Records to process:
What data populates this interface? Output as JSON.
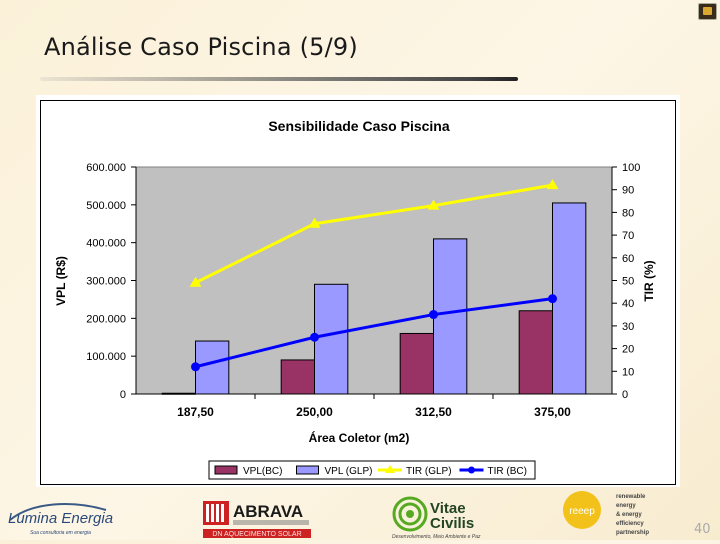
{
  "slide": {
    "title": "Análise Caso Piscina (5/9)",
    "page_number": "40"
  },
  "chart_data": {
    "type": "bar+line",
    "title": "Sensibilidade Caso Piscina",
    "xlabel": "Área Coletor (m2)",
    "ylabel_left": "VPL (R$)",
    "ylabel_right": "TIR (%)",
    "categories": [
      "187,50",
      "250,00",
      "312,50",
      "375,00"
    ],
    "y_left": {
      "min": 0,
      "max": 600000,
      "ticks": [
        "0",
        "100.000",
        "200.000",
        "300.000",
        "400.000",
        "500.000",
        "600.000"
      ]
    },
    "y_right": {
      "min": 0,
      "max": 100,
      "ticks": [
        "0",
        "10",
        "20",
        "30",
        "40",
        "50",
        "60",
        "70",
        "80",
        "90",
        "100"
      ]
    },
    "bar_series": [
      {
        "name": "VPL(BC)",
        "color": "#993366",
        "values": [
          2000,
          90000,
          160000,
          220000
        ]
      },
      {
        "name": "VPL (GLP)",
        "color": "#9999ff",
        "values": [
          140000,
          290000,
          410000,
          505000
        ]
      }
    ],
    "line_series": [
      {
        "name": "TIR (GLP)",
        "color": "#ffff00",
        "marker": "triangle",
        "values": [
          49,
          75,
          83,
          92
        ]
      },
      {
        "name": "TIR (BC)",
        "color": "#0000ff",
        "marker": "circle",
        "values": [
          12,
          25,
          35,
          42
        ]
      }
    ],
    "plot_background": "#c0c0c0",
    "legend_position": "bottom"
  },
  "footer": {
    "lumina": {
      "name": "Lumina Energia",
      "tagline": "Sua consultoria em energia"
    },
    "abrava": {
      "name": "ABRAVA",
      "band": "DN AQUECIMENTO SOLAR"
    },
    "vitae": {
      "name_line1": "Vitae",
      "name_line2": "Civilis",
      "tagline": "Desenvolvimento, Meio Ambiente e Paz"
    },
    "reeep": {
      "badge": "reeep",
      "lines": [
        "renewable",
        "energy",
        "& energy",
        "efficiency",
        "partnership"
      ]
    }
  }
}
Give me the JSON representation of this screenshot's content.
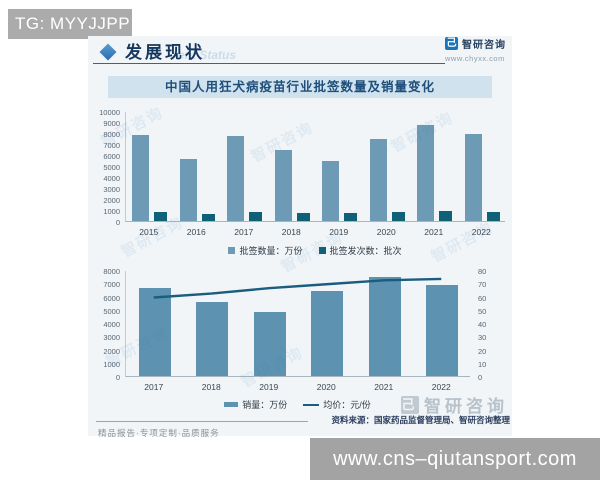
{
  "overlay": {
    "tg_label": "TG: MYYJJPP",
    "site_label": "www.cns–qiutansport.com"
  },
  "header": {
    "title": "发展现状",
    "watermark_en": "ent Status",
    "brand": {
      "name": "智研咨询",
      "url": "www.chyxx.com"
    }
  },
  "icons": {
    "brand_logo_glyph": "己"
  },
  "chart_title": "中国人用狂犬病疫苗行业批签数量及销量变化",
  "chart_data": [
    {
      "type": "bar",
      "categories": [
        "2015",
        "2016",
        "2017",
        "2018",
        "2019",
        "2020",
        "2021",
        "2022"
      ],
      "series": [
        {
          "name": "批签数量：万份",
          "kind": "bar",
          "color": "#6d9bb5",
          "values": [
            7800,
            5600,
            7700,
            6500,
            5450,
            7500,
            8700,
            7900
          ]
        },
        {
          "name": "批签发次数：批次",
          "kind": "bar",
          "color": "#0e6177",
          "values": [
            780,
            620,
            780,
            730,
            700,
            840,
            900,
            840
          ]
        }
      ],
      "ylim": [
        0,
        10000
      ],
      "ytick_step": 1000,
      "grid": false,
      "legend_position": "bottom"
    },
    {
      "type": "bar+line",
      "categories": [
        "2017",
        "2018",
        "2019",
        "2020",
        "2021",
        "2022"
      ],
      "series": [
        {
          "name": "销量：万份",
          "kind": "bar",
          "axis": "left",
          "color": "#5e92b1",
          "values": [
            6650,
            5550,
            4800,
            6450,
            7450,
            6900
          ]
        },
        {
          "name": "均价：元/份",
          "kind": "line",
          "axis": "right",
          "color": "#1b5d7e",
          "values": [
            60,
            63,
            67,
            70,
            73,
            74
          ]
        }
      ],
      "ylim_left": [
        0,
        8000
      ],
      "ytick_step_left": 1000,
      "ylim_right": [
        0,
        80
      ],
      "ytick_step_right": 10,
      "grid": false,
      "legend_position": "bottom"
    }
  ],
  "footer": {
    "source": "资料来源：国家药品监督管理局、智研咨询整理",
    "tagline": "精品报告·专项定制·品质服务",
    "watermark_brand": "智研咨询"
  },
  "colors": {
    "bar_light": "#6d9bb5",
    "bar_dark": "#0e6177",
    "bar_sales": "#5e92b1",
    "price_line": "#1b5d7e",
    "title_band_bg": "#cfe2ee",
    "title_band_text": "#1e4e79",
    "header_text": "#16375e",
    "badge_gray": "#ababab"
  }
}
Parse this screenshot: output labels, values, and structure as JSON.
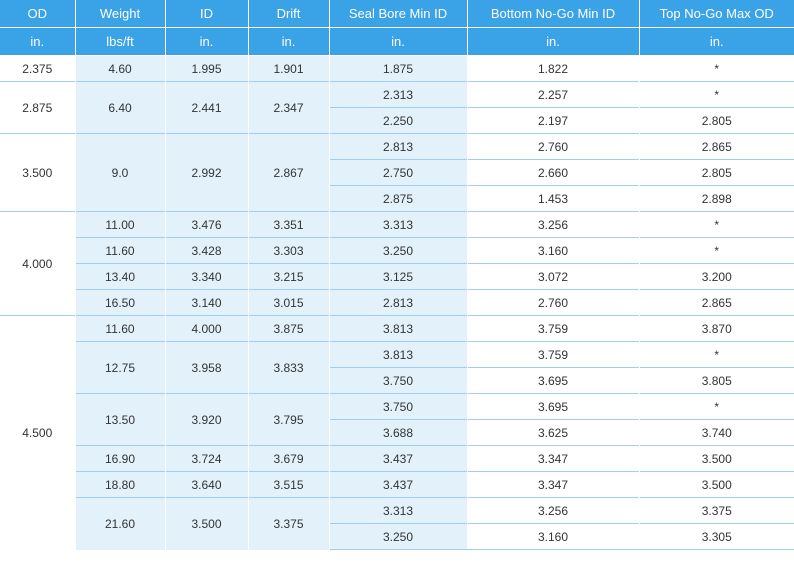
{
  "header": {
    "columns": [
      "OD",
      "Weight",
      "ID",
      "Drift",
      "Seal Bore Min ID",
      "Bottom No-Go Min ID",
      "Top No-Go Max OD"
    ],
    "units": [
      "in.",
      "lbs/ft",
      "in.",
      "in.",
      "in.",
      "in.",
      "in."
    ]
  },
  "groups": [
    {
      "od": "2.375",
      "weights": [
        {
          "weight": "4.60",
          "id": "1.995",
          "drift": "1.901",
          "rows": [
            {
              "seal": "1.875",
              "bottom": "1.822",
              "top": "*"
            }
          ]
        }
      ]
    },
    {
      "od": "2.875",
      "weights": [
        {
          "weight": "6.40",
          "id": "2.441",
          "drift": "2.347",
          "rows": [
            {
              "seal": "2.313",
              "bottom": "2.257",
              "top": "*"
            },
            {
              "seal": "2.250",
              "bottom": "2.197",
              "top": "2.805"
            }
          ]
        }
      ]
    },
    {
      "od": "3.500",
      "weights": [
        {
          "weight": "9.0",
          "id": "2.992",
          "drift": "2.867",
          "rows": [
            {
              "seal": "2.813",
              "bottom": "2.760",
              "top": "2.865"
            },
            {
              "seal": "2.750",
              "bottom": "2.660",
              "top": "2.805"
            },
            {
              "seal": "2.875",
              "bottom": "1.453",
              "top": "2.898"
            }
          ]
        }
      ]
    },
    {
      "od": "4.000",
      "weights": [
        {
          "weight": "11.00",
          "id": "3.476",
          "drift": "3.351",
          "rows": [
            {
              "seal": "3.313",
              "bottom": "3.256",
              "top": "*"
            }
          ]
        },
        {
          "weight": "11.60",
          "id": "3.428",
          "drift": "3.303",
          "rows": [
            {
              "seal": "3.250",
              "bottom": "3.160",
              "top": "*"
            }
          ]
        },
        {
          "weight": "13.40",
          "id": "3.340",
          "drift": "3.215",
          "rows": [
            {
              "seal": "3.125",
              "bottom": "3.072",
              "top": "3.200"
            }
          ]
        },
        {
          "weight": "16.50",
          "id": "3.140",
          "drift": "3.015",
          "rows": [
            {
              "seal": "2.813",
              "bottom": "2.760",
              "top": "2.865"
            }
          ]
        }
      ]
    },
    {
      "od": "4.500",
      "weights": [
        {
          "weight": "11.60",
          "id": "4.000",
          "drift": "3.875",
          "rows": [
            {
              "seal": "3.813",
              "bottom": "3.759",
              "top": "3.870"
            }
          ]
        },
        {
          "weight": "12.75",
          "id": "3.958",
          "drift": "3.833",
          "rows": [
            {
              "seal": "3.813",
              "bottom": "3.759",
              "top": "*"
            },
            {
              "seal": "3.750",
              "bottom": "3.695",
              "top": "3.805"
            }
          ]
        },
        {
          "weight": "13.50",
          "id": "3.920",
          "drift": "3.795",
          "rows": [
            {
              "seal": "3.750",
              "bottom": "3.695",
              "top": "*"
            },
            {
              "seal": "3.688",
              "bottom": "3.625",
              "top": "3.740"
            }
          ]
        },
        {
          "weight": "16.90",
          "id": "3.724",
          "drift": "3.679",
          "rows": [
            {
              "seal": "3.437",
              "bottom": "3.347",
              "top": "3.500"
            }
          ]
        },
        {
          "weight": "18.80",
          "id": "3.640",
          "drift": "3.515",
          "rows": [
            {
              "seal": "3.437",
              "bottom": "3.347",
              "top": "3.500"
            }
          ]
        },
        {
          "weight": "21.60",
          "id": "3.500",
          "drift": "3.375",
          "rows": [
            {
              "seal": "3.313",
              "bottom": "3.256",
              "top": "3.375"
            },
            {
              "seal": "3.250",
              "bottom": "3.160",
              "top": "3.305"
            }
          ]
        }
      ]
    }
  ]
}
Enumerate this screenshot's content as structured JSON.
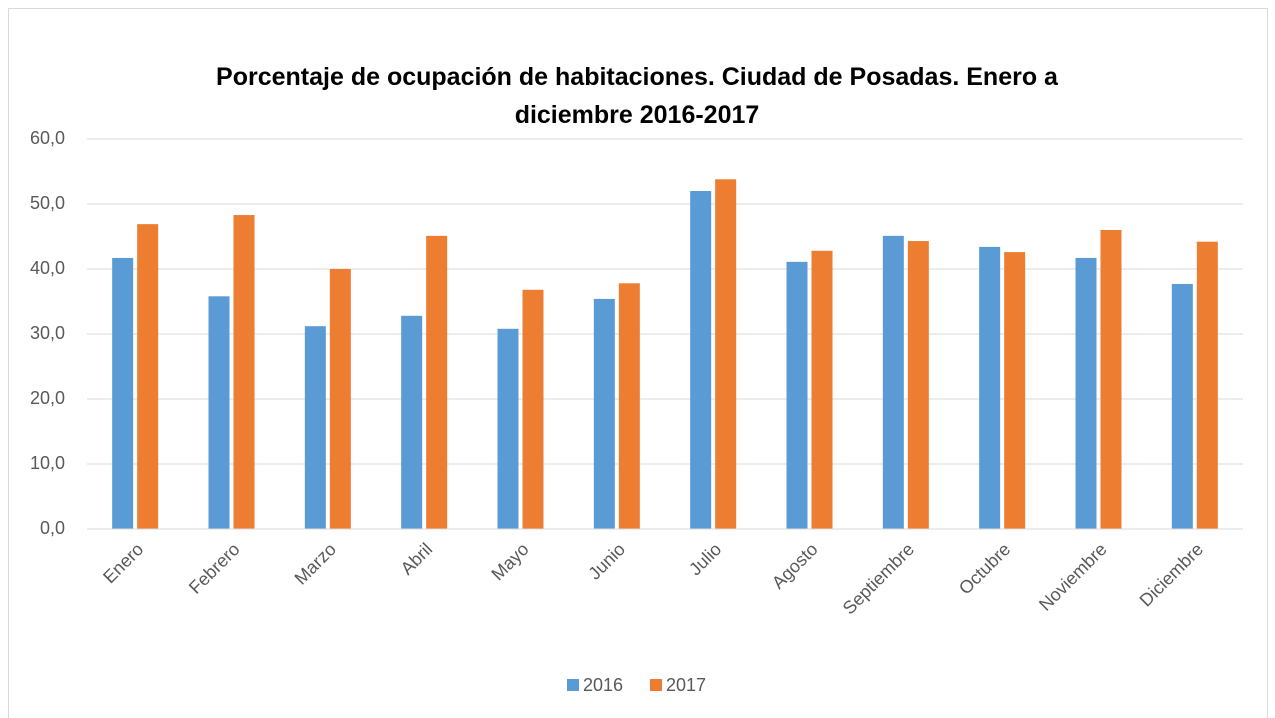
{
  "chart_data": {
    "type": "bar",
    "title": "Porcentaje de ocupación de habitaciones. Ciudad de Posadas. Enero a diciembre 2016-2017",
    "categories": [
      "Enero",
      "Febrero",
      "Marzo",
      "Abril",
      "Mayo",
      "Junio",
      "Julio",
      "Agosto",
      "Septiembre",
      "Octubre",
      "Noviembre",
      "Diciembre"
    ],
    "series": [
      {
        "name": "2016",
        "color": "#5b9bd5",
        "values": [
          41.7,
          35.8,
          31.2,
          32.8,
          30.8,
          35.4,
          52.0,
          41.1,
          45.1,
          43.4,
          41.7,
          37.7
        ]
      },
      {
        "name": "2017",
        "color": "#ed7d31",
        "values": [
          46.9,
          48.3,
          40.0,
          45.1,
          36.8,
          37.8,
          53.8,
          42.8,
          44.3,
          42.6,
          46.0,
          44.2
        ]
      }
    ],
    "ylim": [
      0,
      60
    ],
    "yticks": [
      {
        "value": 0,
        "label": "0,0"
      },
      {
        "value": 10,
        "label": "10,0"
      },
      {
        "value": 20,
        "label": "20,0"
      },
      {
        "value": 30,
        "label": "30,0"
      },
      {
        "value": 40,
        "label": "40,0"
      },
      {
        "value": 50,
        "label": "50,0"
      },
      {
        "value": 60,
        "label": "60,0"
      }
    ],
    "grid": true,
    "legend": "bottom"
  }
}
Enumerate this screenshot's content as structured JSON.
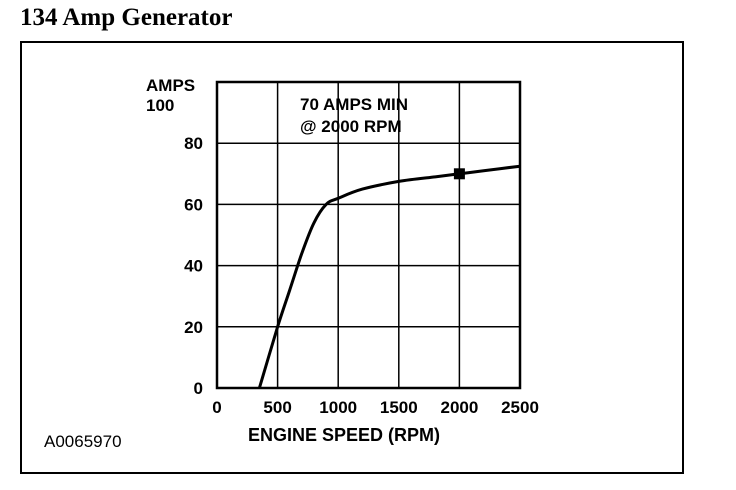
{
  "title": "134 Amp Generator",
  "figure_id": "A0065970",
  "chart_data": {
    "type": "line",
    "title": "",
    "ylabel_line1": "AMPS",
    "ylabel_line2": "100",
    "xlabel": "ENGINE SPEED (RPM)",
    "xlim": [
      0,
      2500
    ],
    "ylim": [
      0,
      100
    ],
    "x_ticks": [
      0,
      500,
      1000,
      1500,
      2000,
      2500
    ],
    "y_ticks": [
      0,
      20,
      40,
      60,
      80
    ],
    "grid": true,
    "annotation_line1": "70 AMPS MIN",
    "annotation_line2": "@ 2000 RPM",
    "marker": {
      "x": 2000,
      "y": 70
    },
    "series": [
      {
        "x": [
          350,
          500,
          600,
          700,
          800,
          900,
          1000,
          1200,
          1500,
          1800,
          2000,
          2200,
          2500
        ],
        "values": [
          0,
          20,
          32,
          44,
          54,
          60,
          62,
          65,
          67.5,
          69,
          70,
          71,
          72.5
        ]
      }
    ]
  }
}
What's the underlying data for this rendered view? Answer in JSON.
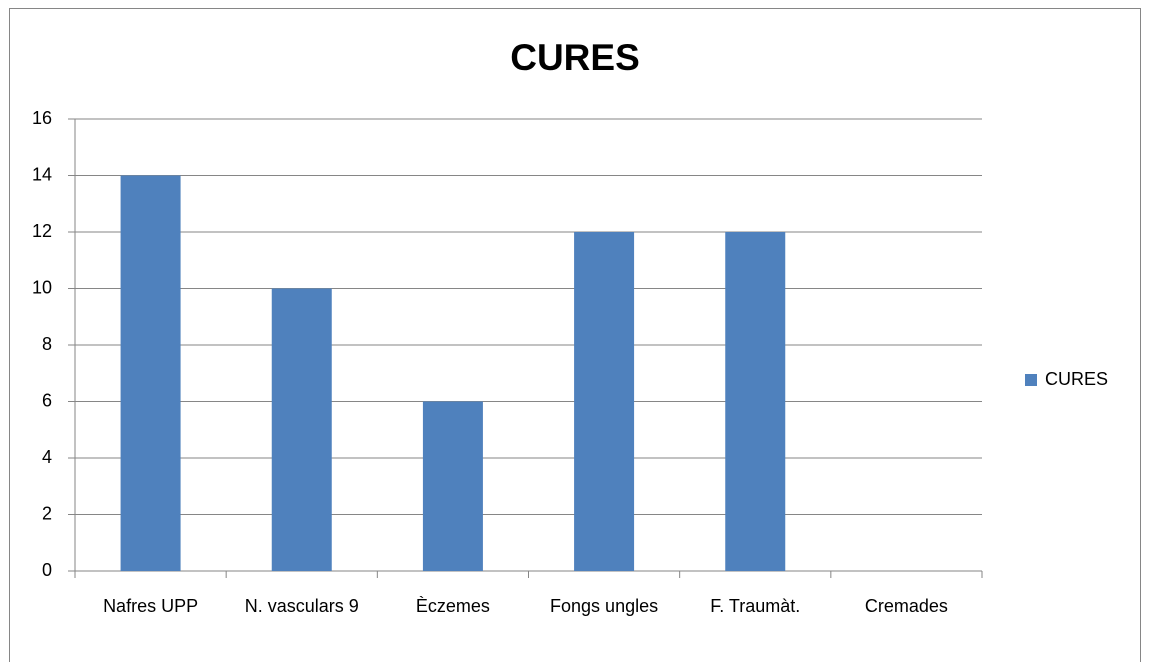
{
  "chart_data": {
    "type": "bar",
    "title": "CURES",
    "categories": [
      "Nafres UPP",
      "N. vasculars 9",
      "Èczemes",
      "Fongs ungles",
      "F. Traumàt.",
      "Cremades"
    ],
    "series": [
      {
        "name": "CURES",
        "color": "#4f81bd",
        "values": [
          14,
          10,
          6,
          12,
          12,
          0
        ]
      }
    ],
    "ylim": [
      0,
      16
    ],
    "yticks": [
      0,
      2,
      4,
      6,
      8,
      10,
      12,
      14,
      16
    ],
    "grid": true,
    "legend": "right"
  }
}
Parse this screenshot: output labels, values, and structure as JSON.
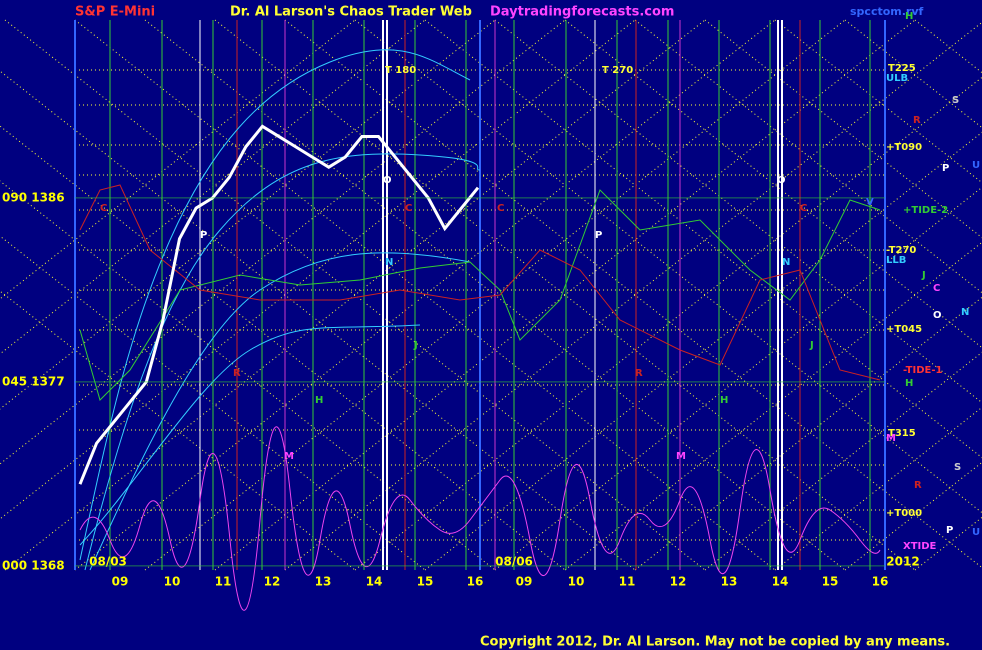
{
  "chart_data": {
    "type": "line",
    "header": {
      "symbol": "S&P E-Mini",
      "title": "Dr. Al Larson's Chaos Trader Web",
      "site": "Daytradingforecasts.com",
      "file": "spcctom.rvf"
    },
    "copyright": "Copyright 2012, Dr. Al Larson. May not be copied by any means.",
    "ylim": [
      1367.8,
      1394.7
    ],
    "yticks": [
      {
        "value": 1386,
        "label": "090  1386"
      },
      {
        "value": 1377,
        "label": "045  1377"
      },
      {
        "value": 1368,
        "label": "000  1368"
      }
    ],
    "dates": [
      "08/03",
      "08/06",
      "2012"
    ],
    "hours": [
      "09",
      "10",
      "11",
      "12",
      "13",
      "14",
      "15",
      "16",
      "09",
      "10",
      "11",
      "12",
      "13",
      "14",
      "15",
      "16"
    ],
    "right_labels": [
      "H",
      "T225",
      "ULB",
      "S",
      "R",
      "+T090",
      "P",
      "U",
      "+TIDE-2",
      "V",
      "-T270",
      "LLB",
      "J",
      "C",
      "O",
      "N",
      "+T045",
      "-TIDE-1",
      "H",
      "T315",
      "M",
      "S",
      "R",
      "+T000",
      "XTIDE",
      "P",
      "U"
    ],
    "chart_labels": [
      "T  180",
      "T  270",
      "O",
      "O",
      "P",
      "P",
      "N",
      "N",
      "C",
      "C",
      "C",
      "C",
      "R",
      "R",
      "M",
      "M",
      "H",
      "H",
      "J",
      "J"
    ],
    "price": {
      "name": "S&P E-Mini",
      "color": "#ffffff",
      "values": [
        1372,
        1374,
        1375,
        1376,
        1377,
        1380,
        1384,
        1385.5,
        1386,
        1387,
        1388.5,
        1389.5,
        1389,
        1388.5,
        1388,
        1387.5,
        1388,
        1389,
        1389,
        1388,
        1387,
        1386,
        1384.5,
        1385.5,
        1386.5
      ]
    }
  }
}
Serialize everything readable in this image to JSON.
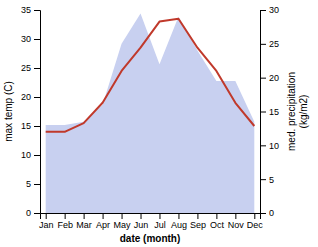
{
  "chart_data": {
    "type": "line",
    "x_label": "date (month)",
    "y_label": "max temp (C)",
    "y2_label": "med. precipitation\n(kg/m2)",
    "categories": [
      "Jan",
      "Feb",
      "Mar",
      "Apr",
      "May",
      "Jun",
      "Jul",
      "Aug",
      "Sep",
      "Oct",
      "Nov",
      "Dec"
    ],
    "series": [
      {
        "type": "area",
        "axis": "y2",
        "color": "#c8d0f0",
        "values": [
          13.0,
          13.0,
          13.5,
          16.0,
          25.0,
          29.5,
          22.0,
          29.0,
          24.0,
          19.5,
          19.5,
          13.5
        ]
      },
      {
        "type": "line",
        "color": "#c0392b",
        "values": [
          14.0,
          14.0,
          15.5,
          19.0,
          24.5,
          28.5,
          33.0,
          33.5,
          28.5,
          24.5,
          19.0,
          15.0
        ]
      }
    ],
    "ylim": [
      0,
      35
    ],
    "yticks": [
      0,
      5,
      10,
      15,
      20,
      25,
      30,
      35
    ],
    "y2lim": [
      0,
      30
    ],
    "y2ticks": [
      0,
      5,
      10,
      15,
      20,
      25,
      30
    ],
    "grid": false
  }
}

Your task: Check each line of the records for the word "Caso", and show the lines that contain it.

Task result:
    "title": "Análise Caso Piscina (5/9)",
    "title": "Sensibilidade Caso Piscina",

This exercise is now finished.